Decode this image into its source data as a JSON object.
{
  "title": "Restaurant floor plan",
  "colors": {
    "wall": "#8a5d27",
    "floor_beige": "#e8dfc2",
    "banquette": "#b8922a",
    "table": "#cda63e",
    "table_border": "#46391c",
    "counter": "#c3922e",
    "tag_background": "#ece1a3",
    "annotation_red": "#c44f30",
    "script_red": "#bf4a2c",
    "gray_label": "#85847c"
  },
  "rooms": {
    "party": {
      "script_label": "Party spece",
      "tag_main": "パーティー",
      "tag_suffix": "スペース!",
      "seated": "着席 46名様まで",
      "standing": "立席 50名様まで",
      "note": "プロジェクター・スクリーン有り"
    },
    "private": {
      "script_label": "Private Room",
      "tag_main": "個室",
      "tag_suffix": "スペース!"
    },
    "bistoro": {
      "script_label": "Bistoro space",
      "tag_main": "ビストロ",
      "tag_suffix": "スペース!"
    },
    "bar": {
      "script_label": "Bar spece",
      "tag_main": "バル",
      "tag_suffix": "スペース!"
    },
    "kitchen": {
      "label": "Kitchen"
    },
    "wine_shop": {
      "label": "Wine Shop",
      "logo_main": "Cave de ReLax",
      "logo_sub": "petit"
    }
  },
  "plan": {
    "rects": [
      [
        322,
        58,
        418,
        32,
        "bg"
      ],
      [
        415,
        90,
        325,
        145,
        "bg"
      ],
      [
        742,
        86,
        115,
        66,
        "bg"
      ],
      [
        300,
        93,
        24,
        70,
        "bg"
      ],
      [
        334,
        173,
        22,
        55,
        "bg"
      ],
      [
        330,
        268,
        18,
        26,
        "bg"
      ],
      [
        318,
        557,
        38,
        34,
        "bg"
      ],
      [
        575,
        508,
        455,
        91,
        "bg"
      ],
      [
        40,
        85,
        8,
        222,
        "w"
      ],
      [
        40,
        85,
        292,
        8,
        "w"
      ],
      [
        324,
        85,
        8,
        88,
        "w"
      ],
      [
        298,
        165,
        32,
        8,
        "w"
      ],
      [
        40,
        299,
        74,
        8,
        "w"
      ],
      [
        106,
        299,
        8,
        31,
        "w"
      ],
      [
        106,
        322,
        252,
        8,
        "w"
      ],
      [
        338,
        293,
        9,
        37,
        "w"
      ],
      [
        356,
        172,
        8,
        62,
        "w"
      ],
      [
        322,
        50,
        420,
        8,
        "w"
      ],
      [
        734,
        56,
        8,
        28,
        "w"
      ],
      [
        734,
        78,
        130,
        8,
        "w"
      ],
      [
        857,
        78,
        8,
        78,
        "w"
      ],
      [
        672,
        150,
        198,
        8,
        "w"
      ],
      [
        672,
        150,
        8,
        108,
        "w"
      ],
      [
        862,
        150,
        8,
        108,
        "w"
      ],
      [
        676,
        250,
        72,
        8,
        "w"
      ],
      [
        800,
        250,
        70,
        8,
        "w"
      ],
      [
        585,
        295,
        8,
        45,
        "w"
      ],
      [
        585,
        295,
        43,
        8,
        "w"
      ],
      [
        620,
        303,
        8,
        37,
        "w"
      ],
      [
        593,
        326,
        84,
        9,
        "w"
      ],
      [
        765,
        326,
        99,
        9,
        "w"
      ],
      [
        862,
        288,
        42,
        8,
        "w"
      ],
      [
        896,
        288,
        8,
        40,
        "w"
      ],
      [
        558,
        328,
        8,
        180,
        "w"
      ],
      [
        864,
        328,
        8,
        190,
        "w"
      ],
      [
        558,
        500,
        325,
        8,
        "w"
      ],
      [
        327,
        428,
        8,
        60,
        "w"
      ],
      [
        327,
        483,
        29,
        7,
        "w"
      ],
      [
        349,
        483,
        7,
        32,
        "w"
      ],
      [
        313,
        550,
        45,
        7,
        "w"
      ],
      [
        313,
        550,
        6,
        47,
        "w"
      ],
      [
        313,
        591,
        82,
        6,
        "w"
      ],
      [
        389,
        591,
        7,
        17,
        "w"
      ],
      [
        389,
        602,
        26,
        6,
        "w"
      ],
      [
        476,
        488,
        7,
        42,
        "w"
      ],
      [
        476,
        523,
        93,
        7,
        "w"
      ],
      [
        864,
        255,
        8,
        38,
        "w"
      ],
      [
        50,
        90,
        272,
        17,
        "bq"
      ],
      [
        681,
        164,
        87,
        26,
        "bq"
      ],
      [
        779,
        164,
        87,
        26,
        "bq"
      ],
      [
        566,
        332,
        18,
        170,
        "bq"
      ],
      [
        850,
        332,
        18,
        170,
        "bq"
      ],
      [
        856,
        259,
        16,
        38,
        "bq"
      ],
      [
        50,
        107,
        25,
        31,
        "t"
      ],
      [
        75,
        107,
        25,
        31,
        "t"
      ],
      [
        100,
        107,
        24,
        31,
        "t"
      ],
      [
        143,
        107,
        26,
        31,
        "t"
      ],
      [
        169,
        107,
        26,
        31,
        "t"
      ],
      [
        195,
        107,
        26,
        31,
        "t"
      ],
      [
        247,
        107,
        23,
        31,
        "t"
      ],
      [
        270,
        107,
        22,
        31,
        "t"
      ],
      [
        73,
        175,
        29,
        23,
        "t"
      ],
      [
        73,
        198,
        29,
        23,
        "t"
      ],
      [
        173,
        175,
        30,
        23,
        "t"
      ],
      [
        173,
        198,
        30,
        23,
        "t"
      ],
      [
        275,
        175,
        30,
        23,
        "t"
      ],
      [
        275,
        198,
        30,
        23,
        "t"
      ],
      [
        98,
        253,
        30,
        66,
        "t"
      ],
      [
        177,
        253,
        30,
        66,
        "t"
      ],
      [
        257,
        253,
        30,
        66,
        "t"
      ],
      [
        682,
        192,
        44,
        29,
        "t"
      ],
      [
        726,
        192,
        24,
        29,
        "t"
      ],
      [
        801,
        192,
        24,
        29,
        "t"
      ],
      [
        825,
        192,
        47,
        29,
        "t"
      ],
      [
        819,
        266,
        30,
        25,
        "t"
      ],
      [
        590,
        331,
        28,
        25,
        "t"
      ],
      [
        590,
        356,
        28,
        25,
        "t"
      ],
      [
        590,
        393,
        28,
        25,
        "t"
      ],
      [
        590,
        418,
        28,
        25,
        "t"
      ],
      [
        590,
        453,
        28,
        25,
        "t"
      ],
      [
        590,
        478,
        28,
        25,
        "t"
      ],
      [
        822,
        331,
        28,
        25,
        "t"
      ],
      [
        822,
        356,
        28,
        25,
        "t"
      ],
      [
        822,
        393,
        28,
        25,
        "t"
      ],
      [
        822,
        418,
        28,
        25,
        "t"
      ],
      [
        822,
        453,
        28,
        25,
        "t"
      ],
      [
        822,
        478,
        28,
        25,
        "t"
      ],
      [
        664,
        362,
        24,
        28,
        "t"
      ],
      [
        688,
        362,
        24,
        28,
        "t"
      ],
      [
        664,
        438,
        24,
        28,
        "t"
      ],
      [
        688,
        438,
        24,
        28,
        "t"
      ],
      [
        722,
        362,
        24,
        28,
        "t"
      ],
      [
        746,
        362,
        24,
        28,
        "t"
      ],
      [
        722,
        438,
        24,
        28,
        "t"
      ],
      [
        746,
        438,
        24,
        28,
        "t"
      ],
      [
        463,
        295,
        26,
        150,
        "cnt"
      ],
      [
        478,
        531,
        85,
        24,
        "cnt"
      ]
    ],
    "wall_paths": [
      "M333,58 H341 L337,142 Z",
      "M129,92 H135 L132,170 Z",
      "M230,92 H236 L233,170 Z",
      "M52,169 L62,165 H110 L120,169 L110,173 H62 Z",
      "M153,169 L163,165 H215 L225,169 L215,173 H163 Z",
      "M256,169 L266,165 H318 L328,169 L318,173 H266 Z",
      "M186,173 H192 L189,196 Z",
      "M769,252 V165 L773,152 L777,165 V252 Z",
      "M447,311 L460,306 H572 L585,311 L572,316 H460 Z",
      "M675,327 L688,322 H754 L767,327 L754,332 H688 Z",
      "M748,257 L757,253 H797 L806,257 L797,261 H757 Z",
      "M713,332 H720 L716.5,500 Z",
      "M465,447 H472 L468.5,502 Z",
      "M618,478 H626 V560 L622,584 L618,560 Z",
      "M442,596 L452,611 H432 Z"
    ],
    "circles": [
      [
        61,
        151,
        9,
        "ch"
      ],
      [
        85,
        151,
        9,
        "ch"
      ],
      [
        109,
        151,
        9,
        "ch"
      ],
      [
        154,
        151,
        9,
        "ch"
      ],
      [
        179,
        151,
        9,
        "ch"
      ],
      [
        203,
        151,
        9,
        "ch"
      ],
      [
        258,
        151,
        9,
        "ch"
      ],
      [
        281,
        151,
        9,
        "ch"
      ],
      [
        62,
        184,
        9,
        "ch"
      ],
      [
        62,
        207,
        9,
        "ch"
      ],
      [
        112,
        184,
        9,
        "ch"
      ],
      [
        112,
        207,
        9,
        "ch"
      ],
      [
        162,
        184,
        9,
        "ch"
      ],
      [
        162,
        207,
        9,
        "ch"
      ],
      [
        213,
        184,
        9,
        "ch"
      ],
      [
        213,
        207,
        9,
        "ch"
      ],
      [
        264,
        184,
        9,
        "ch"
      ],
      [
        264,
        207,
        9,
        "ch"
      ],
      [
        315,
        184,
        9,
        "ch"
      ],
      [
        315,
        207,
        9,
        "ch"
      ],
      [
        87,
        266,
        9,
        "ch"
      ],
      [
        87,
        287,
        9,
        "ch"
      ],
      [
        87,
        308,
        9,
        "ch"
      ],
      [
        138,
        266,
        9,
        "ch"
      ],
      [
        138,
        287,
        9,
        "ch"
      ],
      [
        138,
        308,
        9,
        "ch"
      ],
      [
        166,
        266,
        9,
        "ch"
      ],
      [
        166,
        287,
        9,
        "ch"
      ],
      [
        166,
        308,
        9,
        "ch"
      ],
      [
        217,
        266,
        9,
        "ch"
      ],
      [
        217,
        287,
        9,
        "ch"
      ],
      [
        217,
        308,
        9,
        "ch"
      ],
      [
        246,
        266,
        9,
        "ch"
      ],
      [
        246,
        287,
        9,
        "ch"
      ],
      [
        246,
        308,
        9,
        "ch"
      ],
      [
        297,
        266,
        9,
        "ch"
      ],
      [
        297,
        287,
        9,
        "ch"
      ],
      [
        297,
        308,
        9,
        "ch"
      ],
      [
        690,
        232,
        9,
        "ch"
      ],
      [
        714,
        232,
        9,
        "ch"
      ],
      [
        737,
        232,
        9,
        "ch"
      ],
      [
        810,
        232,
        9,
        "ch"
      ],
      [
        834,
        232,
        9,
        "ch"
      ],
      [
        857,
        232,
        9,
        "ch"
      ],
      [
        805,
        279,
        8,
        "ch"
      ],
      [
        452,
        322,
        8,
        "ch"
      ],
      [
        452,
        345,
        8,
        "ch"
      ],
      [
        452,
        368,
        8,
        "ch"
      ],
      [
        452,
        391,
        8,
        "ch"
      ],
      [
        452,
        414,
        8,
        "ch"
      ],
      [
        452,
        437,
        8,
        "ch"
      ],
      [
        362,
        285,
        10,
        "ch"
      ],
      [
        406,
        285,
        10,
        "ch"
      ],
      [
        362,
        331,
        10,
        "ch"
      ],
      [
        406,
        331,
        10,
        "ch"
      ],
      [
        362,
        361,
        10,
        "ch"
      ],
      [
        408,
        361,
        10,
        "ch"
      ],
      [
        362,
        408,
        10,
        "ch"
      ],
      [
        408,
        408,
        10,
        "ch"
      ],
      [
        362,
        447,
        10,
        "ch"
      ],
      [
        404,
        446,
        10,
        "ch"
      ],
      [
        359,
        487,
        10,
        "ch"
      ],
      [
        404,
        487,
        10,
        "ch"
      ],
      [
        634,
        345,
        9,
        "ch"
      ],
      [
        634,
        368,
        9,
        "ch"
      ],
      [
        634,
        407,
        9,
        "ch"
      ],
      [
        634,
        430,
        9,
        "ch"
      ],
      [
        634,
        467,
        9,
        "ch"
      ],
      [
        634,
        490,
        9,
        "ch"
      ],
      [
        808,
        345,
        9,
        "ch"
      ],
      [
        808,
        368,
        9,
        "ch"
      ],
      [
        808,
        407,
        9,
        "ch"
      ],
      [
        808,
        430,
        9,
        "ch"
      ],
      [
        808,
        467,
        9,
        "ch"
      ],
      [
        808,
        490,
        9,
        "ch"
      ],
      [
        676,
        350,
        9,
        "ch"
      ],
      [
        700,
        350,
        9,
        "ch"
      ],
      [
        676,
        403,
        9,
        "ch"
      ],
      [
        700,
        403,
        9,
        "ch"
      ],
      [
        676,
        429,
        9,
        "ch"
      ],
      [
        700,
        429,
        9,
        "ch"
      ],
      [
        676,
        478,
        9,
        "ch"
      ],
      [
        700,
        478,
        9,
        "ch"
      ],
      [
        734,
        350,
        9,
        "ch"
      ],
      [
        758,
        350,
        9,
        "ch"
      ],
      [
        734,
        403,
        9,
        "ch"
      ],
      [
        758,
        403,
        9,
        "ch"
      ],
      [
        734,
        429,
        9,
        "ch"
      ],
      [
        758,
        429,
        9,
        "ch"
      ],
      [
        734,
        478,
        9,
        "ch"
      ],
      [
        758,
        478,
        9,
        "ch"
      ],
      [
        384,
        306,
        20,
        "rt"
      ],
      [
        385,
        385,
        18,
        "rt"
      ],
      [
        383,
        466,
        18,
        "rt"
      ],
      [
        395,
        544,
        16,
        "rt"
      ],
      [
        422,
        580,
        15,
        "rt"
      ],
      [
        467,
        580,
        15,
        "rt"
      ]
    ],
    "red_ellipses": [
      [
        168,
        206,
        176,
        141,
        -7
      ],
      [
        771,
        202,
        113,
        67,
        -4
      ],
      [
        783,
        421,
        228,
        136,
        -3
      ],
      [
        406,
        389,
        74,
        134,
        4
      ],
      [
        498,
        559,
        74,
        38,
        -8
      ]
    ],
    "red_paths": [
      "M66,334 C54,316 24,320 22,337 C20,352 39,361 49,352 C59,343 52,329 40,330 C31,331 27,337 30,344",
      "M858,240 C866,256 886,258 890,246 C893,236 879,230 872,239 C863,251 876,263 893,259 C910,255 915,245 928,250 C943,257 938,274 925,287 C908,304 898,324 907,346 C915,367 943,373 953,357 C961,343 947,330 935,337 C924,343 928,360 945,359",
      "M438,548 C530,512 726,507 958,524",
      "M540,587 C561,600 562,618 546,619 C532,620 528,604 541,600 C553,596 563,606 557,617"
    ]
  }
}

::::::::

**WHAT YOU NEED TO DO**
Show every line from the entries above in which "spece" appears.

**REPLY**
      "script_label": "Party spece",
      "script_label": "Bar spece",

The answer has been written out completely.